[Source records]
--------------------------------------------------

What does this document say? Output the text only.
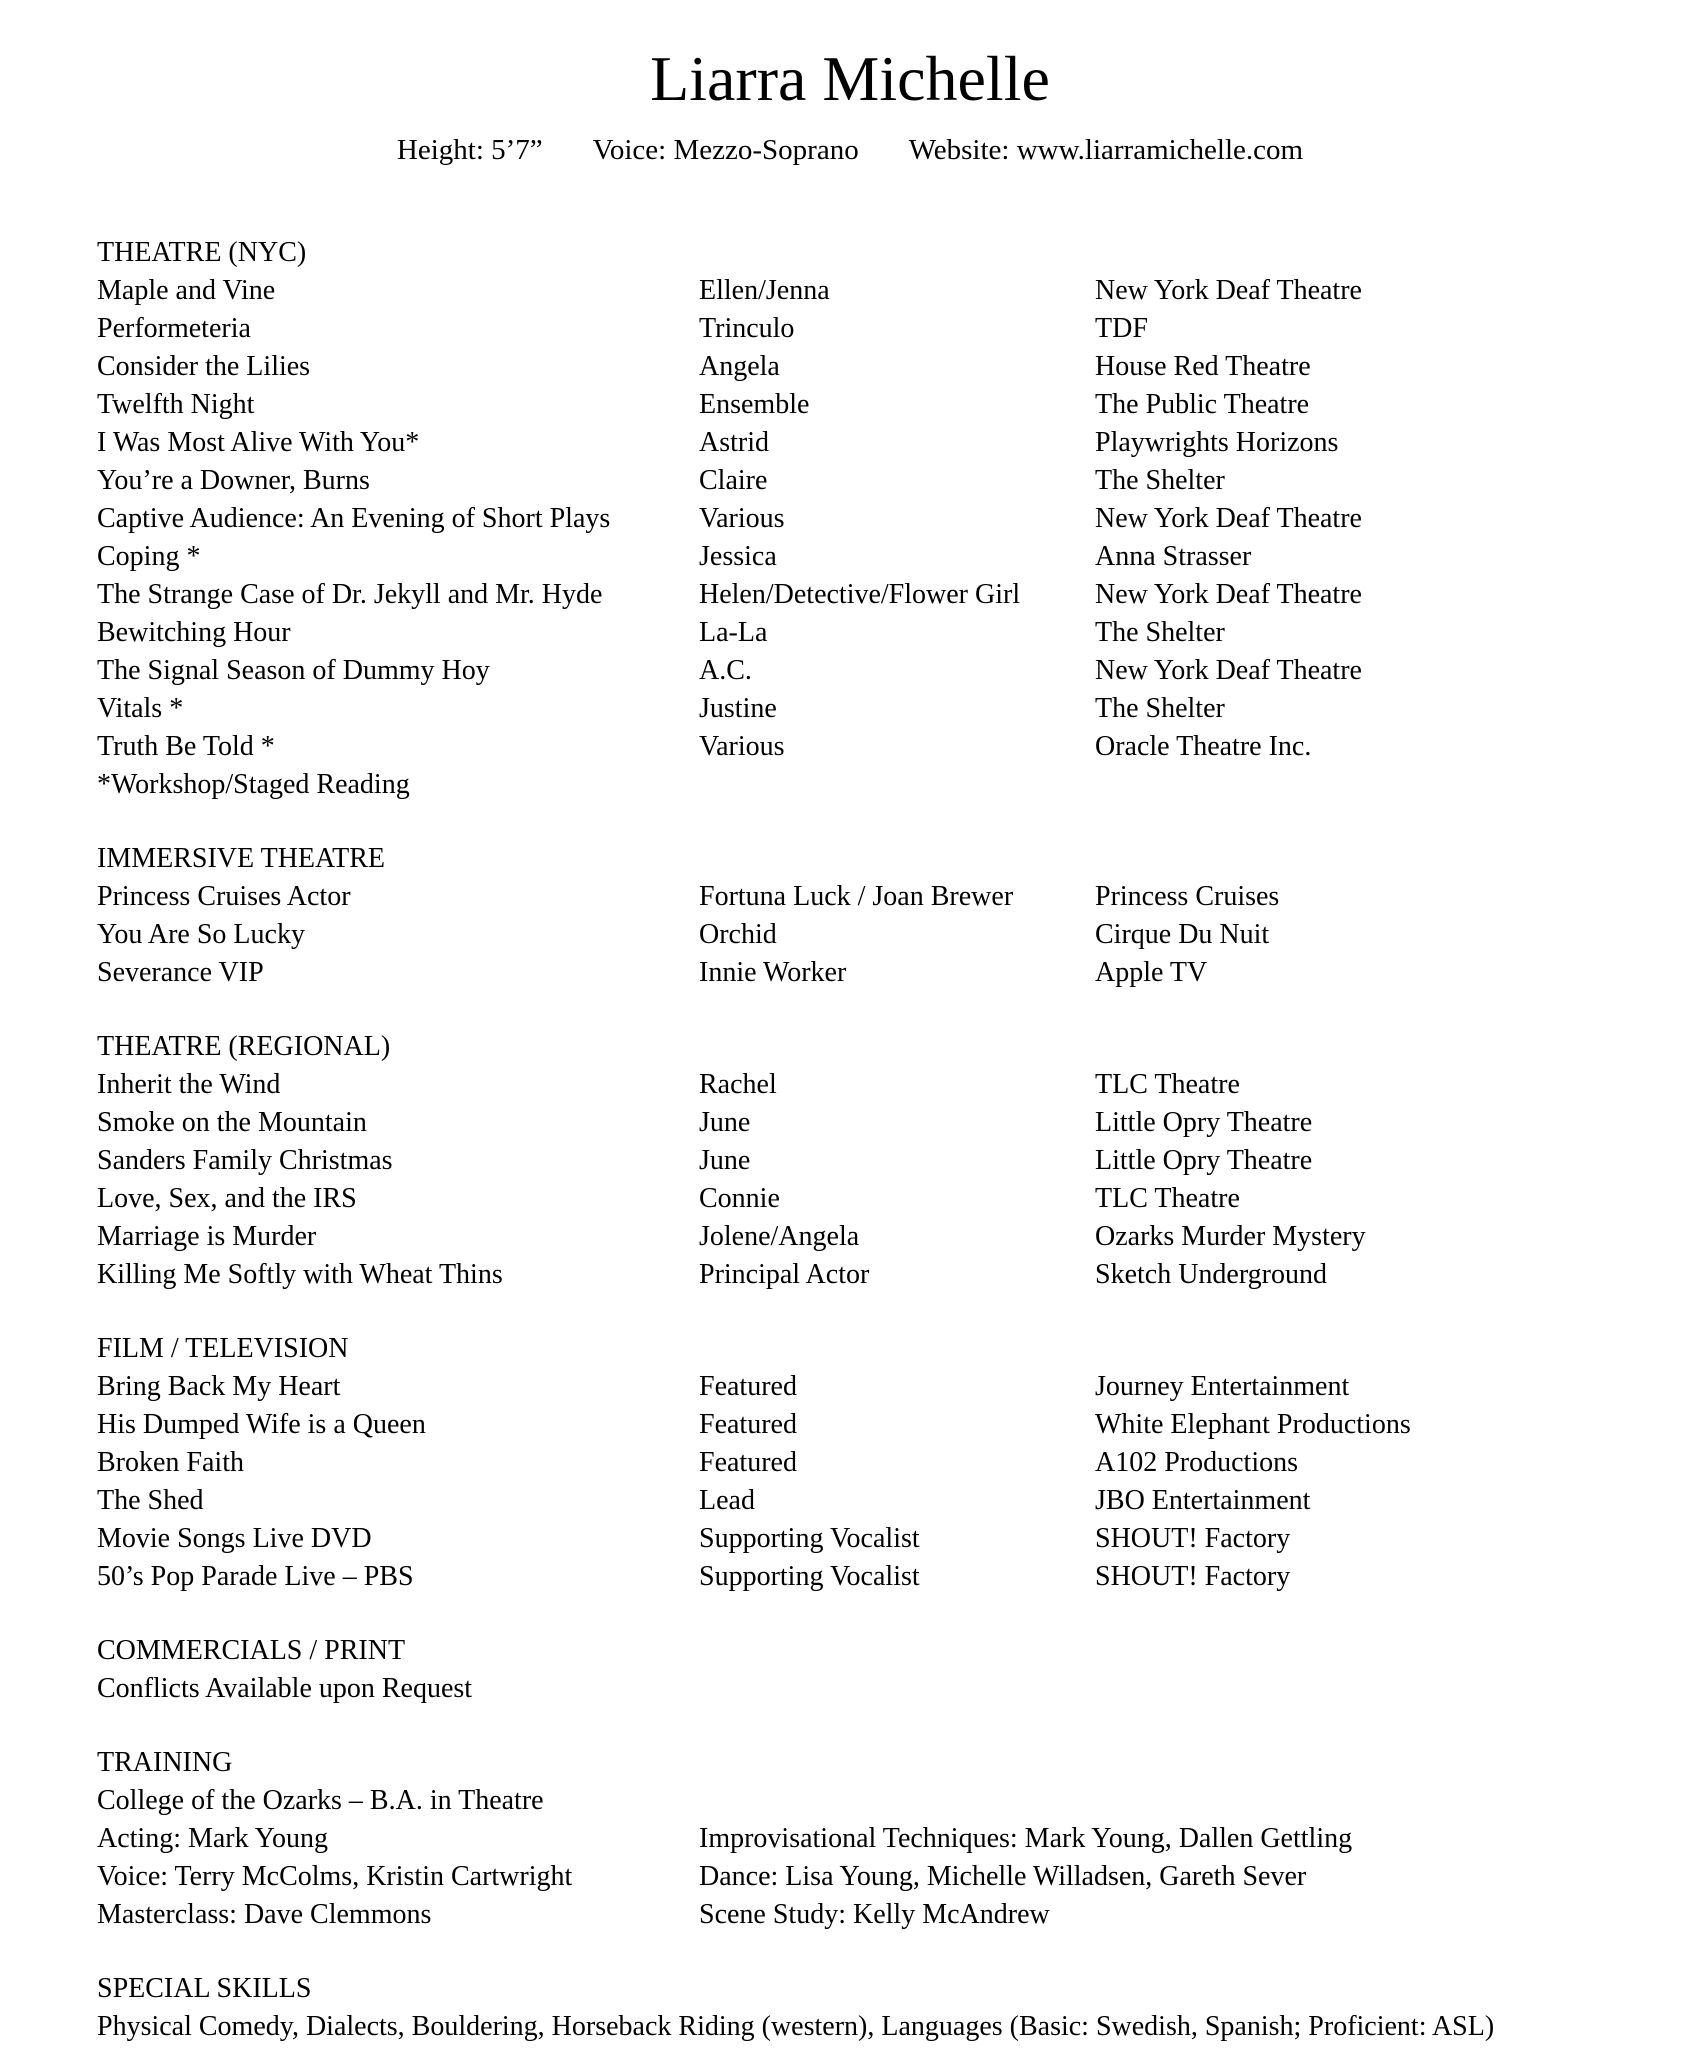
Liarra Michelle
Height: 5’7” Voice: Mezzo-Soprano Website: www.liarramichelle.com
THEATRE (NYC)
Maple and Vine	Ellen/Jenna	New York Deaf Theatre
Performeteria	Trinculo	TDF
Consider the Lilies	Angela	House Red Theatre
Twelfth Night	Ensemble	The Public Theatre
I Was Most Alive With You*	Astrid	Playwrights Horizons
You’re a Downer, Burns	Claire	The Shelter
Captive Audience: An Evening of Short Plays	Various	New York Deaf Theatre
Coping *	Jessica	Anna Strasser
The Strange Case of Dr. Jekyll and Mr. Hyde	Helen/Detective/Flower Girl	New York Deaf Theatre
Bewitching Hour	La-La	The Shelter
The Signal Season of Dummy Hoy	A.C.	New York Deaf Theatre
Vitals *	Justine	The Shelter
Truth Be Told *	Various	Oracle Theatre Inc.
*Workshop/Staged Reading
IMMERSIVE THEATRE
Princess Cruises Actor	Fortuna Luck / Joan Brewer	Princess Cruises
You Are So Lucky	Orchid	Cirque Du Nuit
Severance VIP	Innie Worker	Apple TV
THEATRE (REGIONAL)
Inherit the Wind	Rachel	TLC Theatre
Smoke on the Mountain	June	Little Opry Theatre
Sanders Family Christmas	June	Little Opry Theatre
Love, Sex, and the IRS	Connie	TLC Theatre
Marriage is Murder	Jolene/Angela	Ozarks Murder Mystery
Killing Me Softly with Wheat Thins	Principal Actor	Sketch Underground
FILM / TELEVISION
Bring Back My Heart	Featured	Journey Entertainment
His Dumped Wife is a Queen	Featured	White Elephant Productions
Broken Faith	Featured	A102 Productions
The Shed	Lead	JBO Entertainment
Movie Songs Live DVD	Supporting Vocalist	SHOUT! Factory
50’s Pop Parade Live – PBS	Supporting Vocalist	SHOUT! Factory
COMMERCIALS / PRINT
Conflicts Available upon Request
TRAINING
College of the Ozarks – B.A. in Theatre
Acting: Mark Young	Improvisational Techniques: Mark Young, Dallen Gettling
Voice: Terry McColms, Kristin Cartwright	Dance: Lisa Young, Michelle Willadsen, Gareth Sever
Masterclass: Dave Clemmons	Scene Study: Kelly McAndrew
SPECIAL SKILLS
Physical Comedy, Dialects, Bouldering, Horseback Riding (western), Languages (Basic: Swedish, Spanish; Proficient: ASL)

--------------------------------------------------

### Exercise requirements
Identify each line of the material where the word "Voice" shows up, and copy it.

### Exercise output
Height: 5’7” Voice: Mezzo-Soprano Website: www.liarramichelle.com
Voice: Terry McColms, Kristin Cartwright	Dance: Lisa Young, Michelle Willadsen, Gareth Sever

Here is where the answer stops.